Required task:
Copy out the lines that include the word "color".

Provided entries:
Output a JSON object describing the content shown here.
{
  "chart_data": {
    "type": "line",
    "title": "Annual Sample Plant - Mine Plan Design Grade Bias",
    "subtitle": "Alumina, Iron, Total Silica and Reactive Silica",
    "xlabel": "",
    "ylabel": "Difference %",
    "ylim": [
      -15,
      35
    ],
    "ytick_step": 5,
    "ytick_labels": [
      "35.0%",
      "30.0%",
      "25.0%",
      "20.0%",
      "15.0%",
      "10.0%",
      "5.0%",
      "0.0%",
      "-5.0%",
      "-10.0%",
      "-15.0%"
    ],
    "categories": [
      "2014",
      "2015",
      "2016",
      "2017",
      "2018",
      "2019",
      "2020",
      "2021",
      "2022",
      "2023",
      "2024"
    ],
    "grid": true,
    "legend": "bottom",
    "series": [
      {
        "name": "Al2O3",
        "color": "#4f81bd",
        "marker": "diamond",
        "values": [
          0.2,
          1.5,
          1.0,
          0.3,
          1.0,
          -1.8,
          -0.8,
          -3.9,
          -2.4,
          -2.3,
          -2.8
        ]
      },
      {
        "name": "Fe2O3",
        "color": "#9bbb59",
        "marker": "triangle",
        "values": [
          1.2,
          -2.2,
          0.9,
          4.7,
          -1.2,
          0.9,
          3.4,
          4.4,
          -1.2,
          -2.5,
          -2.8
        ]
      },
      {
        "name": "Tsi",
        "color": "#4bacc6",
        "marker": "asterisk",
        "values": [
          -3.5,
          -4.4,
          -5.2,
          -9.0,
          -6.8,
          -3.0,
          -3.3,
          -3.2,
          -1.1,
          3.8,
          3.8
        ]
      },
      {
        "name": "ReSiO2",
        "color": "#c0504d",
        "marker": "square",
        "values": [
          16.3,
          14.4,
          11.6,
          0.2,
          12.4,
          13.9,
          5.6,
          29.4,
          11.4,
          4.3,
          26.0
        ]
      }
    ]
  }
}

--

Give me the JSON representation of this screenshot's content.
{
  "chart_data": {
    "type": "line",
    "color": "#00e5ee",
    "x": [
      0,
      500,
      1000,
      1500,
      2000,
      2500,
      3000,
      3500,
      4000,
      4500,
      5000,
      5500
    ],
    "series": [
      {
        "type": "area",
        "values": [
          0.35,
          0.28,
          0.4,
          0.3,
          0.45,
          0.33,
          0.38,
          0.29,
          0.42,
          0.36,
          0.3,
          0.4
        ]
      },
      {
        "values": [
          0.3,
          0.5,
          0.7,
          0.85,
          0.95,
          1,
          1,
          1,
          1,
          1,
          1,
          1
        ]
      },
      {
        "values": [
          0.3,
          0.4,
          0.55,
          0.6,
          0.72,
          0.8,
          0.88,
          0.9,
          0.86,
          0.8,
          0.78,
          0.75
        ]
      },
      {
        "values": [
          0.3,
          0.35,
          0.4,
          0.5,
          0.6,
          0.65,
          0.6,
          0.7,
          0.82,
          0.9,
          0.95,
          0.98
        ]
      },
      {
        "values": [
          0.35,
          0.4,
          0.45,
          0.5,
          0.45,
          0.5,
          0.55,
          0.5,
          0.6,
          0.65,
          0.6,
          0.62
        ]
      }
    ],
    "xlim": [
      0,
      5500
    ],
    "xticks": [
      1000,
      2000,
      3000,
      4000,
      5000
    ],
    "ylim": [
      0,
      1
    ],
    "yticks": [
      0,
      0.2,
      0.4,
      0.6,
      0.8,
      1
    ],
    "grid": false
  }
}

Response below:
        "color": "#4f81bd",
        "color": "#9bbb59",
        "color": "#4bacc6",
        "color": "#c0504d",
    "color": "#00e5ee",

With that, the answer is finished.